Zestaw zadań >>
A: Odpowiedz krótko na pytania do tekstu o głosie radości:
(i) Jaki obowiązek i jaką sposobność otrzymaliśmy?
(ii) Ile wykrzykników zawiera przytoczony werset razem z czterema następnymi?
(iii) Co może zabarwić każdy aspekt naszego życia?
B: Kontynuuj tekst o głosie radości od miejsca, w którym się urywa.

Blok tekstu >>

2002
Głos radości dla naszych dzieci
Listopad 2002


Głos radości dla naszych dzieci

Otrzymaliśmy obowiązek i sposobność, aby pilnie nauczać i świadczyć naszym dzieciom o pełni prawdy ewangelii Jezusa Chrystusa.

Lubię wykrzykniki. Używam ich często pisząc notatki dla siebie oraz innych. Jest to dobry sposób, aby okazać swój entuzjazm i zaangażowanie. W jednym z moich ulubionych wyjątków z pism świętych jest ich bardzo wiele.

„Teraz, cóż słyszymy w Ewangelii, którą otrzymaliśmy? Głos radości!” W tym i czterech następnych wersetach znajduje się czternaście wykrzykników. Przytoczę tylko część z nich:

„Głos litości z nieba; i głos prawdy z ziemi […] głos [głoszący] radosną nowinę wielkiej radości! […]

[…] Wspaniały jest głos, co słyszymy z nieba, głoszący nam w uszach chwałę, i zbawienie!”1.

Możemy słyszeć głos radości, który sprawia, że odczuwamy w waszym życiu nadzieję i radość. Kiedy staramy się przystąpić do Chrystusa, radość płynąca z naszych świadectw o Zbawicielu może zabarwić każdy aspekt naszego życia.

Dostarczone pozycje >>
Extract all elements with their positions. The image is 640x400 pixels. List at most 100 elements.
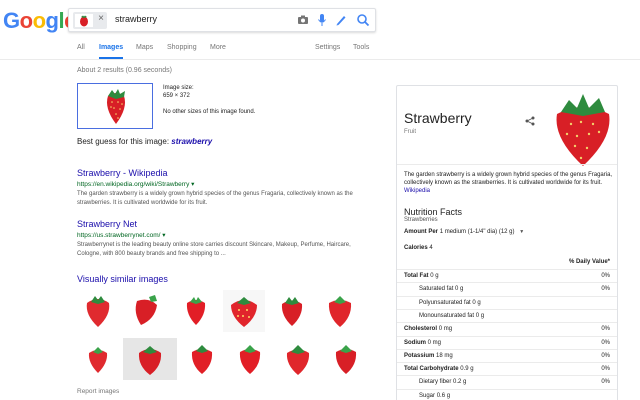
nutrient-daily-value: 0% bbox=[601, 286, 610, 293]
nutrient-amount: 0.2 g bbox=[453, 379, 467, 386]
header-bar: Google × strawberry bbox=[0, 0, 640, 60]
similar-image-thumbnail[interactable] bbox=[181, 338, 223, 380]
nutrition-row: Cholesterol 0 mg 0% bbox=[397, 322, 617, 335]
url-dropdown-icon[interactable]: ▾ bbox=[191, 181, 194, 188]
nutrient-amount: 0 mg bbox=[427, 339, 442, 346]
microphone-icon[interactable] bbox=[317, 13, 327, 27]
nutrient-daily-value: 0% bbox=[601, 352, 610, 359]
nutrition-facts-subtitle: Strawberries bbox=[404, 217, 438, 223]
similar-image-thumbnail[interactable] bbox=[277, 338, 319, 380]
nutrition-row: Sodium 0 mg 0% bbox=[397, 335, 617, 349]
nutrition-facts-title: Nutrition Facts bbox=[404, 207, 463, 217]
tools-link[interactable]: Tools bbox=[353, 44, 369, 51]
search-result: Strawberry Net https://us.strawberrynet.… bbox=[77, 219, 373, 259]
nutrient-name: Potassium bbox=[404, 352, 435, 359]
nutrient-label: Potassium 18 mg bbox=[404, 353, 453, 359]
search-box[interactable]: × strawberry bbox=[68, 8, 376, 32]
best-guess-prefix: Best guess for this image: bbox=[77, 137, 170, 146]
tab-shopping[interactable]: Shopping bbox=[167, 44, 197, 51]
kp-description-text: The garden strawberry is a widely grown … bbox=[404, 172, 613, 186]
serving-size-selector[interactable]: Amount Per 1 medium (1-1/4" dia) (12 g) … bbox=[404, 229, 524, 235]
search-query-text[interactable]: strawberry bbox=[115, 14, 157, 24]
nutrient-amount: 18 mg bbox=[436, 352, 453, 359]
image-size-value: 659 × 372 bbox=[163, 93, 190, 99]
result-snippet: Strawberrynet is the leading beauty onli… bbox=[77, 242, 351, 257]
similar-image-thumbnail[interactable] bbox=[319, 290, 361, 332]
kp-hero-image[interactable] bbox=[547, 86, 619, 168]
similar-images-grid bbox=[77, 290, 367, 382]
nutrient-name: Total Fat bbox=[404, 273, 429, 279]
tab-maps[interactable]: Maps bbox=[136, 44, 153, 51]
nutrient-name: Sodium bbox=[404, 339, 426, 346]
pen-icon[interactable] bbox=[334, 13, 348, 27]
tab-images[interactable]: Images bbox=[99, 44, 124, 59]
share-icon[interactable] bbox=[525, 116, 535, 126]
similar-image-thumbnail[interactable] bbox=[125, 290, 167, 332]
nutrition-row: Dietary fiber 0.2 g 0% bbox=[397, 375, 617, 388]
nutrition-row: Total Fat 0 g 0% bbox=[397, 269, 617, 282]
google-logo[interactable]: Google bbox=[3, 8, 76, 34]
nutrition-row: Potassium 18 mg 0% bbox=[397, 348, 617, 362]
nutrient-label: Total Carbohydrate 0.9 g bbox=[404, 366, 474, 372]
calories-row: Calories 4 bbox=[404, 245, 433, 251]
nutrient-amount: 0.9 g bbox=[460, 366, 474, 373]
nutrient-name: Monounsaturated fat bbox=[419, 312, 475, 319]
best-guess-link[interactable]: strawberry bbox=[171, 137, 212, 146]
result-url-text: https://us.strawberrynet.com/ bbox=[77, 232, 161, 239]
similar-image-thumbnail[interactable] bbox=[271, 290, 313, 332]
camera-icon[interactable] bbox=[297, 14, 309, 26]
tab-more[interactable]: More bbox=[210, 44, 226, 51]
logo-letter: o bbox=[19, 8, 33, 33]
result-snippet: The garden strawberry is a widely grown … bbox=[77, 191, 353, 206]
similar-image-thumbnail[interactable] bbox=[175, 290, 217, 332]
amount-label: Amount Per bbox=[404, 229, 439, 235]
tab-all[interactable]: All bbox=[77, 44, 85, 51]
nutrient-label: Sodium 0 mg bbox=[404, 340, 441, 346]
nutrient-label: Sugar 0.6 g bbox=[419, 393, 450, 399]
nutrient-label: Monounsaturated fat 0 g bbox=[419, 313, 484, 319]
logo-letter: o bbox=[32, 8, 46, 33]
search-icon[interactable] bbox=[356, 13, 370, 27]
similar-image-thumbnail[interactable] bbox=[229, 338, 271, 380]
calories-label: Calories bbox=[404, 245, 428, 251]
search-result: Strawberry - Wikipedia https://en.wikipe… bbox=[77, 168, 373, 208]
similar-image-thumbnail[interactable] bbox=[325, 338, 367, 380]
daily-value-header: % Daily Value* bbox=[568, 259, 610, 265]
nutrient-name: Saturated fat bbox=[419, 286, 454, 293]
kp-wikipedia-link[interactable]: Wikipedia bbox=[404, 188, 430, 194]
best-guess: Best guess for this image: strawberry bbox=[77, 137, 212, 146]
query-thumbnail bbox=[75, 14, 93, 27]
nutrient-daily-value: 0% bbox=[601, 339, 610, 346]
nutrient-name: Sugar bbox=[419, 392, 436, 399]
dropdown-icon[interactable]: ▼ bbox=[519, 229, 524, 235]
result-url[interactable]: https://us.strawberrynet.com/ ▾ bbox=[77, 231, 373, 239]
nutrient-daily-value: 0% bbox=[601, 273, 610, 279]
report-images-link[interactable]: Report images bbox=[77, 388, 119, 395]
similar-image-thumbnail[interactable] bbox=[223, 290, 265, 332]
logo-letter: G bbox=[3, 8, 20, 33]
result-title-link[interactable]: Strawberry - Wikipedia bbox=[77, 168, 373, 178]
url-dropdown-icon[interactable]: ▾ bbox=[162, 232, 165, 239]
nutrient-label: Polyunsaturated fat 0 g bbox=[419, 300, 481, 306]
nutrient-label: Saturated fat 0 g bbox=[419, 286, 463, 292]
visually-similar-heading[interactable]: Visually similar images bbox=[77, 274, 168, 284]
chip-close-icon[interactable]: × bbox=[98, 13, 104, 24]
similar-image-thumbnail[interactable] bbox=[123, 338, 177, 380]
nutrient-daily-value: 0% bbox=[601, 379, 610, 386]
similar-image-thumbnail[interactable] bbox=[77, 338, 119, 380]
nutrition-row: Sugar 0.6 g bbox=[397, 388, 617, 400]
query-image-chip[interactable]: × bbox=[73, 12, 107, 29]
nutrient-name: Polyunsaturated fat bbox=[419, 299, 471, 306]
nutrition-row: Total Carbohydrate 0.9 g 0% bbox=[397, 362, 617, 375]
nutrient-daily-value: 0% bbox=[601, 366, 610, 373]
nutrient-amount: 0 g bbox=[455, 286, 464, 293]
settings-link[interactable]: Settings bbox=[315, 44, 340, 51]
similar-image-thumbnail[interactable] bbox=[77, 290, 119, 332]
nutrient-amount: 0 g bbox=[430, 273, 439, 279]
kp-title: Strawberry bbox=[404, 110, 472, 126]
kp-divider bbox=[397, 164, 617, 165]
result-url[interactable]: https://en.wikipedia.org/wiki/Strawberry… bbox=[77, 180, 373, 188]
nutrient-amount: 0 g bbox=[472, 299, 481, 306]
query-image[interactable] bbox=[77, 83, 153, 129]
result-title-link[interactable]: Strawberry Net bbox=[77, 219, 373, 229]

* * *

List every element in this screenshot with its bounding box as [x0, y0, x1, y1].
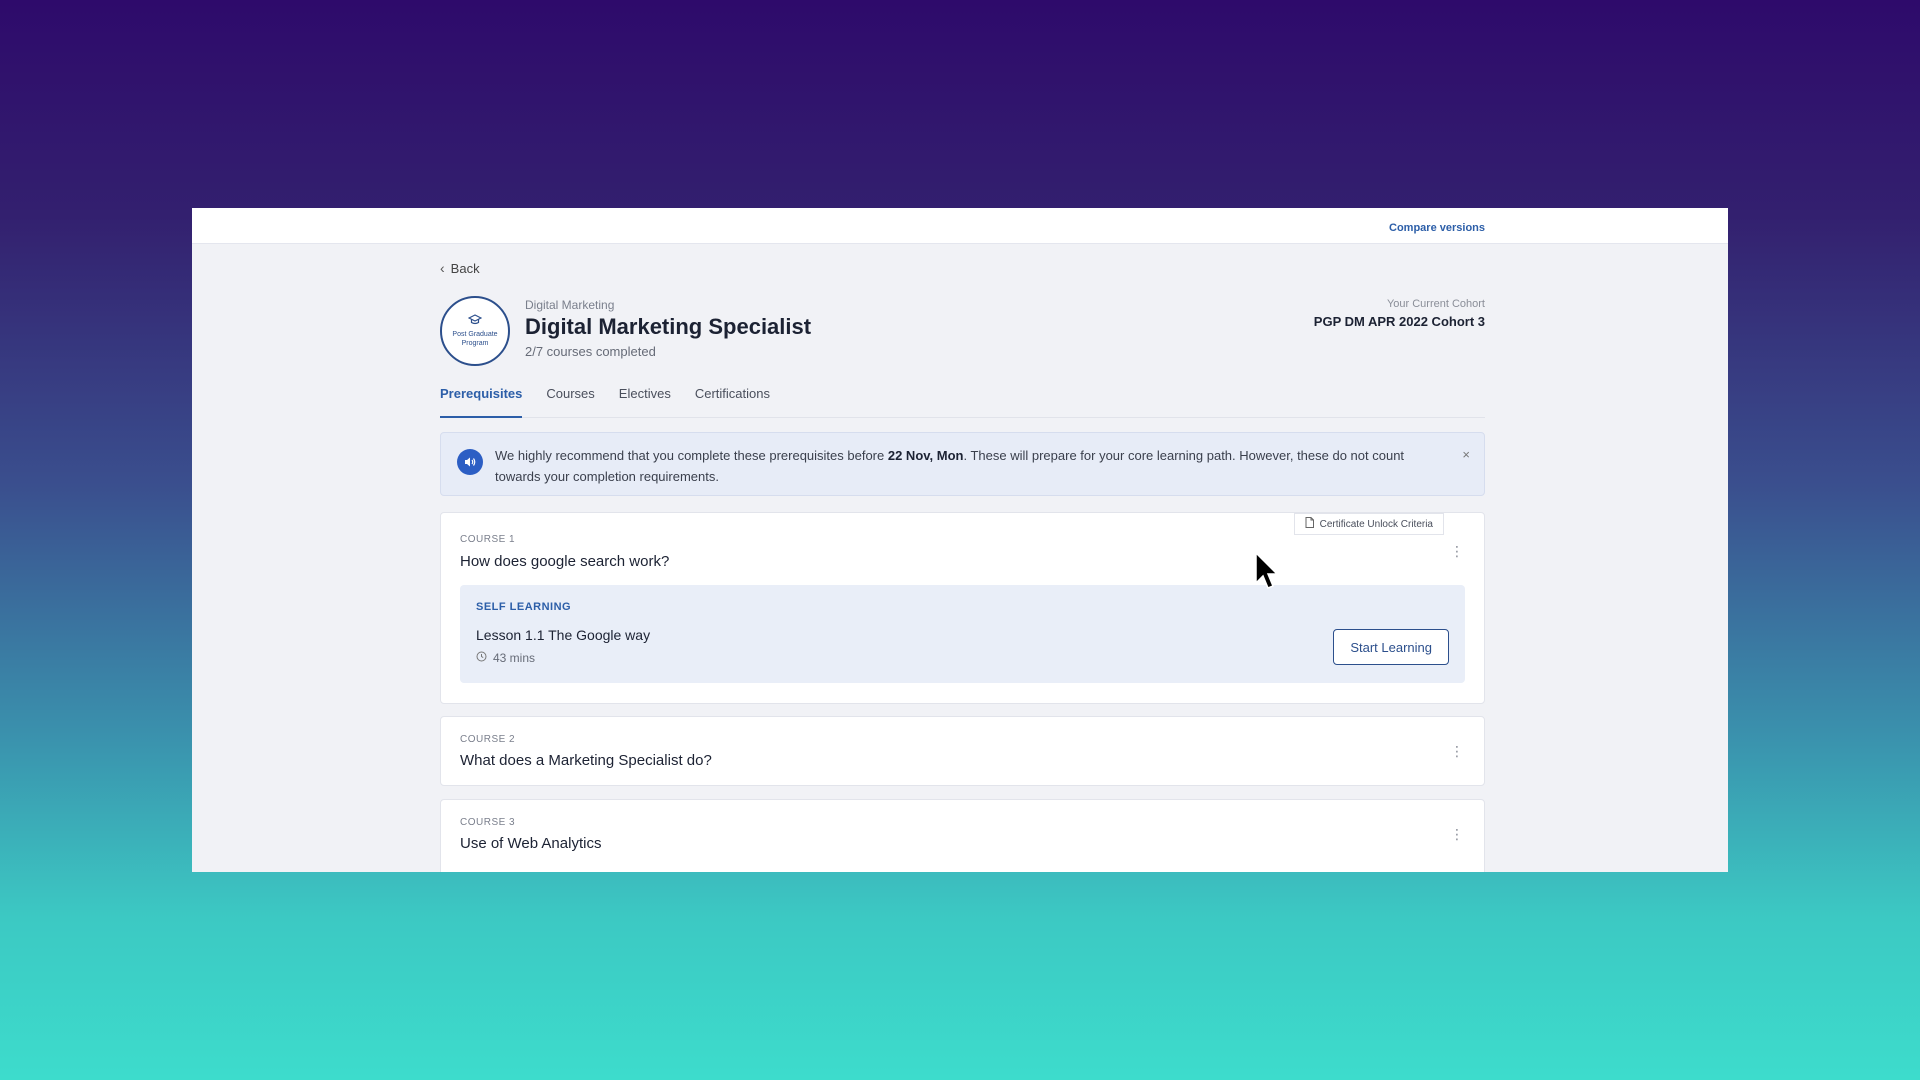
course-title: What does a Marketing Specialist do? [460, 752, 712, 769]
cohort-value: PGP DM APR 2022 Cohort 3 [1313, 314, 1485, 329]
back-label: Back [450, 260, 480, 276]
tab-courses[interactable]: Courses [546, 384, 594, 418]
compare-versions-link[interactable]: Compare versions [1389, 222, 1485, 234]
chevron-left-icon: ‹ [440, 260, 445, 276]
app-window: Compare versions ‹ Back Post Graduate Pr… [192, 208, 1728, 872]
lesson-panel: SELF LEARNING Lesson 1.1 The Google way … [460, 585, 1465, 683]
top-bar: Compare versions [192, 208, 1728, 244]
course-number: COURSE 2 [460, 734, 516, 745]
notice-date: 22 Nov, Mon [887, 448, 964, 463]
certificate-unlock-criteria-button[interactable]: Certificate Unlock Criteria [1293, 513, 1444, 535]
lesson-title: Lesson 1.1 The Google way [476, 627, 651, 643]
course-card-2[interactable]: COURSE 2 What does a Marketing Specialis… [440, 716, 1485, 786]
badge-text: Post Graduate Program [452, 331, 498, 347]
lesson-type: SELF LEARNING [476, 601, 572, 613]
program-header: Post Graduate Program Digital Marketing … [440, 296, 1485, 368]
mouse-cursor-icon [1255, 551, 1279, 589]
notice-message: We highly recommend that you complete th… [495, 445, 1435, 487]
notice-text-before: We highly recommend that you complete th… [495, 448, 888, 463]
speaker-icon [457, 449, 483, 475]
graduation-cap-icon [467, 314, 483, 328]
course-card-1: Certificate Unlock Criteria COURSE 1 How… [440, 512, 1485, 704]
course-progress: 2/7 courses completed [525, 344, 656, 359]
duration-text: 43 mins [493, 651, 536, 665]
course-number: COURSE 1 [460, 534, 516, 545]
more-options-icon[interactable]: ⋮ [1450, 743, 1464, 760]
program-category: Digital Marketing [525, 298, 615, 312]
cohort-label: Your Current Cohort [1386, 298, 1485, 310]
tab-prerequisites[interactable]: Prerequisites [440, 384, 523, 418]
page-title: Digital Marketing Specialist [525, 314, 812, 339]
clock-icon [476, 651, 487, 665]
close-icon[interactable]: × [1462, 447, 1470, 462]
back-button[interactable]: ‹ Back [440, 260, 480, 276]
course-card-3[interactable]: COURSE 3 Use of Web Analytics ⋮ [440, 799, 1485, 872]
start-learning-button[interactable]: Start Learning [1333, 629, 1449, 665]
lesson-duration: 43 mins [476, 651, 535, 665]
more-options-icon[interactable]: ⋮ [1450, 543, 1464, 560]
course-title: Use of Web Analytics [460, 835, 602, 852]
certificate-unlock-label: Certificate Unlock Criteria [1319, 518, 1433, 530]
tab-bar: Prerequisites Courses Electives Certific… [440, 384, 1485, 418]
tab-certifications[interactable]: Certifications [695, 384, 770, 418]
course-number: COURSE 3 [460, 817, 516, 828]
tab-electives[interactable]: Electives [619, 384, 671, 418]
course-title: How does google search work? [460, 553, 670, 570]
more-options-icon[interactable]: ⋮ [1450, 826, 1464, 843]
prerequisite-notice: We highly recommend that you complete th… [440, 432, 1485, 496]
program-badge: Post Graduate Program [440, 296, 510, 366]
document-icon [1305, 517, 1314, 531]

--

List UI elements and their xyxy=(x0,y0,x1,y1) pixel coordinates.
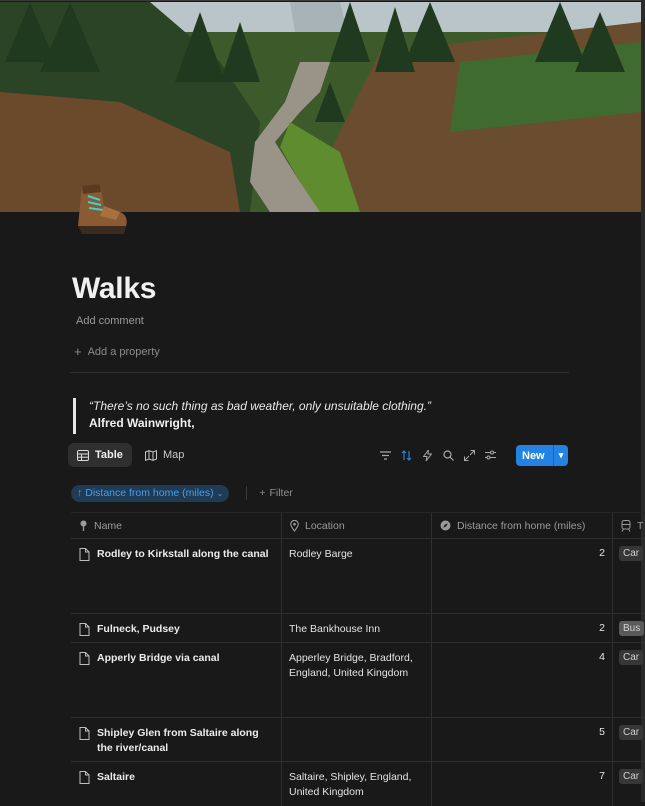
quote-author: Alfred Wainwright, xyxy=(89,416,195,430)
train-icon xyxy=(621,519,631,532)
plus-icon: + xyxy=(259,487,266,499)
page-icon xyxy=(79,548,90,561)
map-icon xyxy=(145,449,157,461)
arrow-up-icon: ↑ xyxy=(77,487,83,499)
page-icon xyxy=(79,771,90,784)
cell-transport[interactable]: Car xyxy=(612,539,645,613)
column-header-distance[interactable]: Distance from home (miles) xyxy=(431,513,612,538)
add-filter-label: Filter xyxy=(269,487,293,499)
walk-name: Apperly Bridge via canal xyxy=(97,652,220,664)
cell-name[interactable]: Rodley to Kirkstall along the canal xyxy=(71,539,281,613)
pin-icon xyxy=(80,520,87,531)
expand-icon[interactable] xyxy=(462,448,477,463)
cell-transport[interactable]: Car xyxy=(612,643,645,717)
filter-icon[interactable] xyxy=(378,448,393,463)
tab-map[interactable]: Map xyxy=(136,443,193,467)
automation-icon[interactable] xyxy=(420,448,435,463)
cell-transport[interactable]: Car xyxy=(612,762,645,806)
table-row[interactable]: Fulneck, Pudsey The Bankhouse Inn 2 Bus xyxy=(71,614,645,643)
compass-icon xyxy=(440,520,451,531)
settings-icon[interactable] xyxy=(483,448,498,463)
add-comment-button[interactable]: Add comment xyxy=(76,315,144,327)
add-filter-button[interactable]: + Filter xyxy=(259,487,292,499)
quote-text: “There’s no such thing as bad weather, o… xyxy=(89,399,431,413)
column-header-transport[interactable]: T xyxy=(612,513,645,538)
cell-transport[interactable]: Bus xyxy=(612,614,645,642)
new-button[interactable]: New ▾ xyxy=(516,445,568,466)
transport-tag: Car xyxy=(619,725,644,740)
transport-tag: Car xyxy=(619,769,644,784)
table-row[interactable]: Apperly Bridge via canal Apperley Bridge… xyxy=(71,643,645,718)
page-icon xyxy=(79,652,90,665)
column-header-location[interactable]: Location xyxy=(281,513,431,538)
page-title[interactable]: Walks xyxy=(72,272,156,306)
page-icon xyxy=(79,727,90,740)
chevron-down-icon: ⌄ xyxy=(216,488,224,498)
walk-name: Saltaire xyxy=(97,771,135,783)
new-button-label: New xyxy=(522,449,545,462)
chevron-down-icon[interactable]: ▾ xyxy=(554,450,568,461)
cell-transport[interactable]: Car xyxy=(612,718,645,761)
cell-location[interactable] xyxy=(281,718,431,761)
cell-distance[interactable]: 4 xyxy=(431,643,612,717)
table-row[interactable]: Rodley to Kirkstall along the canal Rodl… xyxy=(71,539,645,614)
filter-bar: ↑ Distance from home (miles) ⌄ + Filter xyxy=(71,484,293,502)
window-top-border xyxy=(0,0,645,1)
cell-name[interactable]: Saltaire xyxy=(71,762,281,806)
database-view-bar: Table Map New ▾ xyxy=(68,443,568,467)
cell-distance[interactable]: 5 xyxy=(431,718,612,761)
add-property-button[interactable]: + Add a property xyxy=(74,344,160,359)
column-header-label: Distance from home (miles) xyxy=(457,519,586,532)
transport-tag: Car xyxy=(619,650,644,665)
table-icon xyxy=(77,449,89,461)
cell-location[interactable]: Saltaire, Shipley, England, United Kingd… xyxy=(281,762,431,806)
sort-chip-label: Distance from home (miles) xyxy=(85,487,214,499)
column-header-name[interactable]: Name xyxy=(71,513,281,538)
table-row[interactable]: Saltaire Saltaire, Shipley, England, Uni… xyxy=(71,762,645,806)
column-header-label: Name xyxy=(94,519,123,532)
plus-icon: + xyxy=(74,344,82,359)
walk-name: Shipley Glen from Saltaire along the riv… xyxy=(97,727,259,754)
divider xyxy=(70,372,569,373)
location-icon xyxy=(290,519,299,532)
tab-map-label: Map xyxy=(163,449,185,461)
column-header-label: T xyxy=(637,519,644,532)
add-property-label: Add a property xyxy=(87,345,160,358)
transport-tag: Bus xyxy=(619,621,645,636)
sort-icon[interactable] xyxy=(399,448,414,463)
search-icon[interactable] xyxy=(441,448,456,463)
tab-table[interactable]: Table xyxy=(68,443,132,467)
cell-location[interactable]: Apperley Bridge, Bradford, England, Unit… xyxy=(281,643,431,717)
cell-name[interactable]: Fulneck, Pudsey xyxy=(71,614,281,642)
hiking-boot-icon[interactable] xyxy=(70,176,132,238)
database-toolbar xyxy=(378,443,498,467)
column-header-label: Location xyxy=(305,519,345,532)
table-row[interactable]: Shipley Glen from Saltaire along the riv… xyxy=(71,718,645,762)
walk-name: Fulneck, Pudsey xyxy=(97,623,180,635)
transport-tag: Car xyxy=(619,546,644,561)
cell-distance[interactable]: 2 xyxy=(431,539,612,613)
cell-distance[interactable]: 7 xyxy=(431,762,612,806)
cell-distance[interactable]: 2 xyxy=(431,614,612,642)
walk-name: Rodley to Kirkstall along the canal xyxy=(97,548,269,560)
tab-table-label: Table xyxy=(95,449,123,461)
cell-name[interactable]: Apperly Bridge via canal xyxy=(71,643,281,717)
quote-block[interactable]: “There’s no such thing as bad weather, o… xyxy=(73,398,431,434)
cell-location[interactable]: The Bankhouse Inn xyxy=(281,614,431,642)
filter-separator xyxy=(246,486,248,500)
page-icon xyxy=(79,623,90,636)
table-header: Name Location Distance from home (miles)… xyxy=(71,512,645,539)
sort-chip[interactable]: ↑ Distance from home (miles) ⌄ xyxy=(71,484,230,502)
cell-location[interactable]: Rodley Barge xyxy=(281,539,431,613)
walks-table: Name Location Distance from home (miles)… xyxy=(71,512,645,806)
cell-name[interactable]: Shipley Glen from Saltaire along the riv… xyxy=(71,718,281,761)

Odpowiedzi do zadań >>
A:
(i) Obowiązek i sposobność, aby pilnie nauczać i świadczyć naszym dzieciom o pełni prawdy ewangelii Jezusa Chrystusa.
(ii) Czternaście.
(iii) Radość płynąca z naszych świadectw o Zbawicielu.

B:
A co można powiedzieć o dzieciach? Czy słyszą one w ewangelii wykrzykniki radości i nadziei? Po lekcji w Organizacji Dzieci na temat Pierwszej Wizji Józefa Smitha, poproszono dzieci, aby narysowały obrazki i wzięły je do domu, aby pokazać swoim rodzinom. Dzieci wiedziały z lekcji, że Józef doświadczył ciemności przed pojawieniem się Ojca i Syna. Sześcioletnia dziewczynka wybrała czarną kredkę i zaczęła rysować. Pokolorowała dół i brzeg kartonu czarną kredką tak mocno, jak tylko się dało. Kiedy nauczycielka spytała ją, co przedstawia ten obrazek, powiedziała, że narysowała Józefa Smitha w ciemnościach.

Nauczycielka spytała: „Czy wiesz, że kiedy Ojciec Niebieski i Jezus pojawili się, ciemności musiały się rozproszyć? Ojciec Niebieski i Jezus zawsze są potężniejsi od Szatana i obronią cię”. Dziewczynka pochyliła się nad kartonem. W górnym rogu narysowała zarys dwóch postaci, a następnie wymieniła czarną kredkę na jasnożółtą i wypełniła światłem resztę kartonu.

To jest to światło, światło przywróconej ewangelii, „głos radości”, dzięki któremu rodzice mogą pomóc swoim dzieciom osiągnąć poznanie. Przeciwnik jest rzeczywisty, ale dzieci mogą odczuwać pokój i radość, które przychodzą z chwili, kiedy okazują wiarę w Jezusa Chrystusa. Nasze dzieci nie doświadczą tego światła, jeśli nie nauczymy ich ewangelii.

Pan polecił rodzicom, aby „wychowywali swe dzieci w świetle i prawdzie”2. Nakazał nam również, abyśmy nauczali nasze dzieci „aby się modliły i żyły cnotliwie przed Panem”3 i „aby rozumiały zasadę pokuty, wiary w Jezusa Chrystusa […], i chrztu, i nadania Ducha Świętego”4. Kiedy nauczamy prawd ewangelii, pomagamy dostroić ich słuch, umysły i serca, aby usłyszały „głos radości” i obudziły w sobie pragnienie okazania się godnymi dostąpienia wiecznej radości.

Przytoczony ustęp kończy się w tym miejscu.